* [Instruction] Only a number is wanted: how many lines in these records contain the word "near"?

Collected data entries
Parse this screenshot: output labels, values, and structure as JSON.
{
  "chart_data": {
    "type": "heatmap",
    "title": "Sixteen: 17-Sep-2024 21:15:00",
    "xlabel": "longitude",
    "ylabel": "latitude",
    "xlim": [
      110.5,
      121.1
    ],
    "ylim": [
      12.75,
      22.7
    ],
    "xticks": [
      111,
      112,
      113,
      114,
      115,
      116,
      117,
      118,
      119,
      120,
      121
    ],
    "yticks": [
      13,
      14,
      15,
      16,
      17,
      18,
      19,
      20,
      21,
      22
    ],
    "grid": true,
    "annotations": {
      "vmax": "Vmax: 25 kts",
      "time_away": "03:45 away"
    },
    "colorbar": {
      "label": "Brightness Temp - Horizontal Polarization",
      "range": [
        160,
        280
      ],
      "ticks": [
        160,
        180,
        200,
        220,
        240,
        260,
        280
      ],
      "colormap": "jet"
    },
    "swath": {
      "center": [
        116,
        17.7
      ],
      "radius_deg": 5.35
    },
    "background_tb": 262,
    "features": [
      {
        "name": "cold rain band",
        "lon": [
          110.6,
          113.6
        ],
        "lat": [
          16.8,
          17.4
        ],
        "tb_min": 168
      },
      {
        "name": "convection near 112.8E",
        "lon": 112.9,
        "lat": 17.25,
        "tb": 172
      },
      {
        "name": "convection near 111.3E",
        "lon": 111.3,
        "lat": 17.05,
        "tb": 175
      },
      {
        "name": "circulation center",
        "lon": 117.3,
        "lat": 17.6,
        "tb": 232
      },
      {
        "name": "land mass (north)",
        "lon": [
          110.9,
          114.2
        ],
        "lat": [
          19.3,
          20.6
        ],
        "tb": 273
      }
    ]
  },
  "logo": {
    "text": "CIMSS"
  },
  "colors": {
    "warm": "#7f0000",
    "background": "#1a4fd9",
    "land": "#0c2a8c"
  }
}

* [Result of the exercise] 2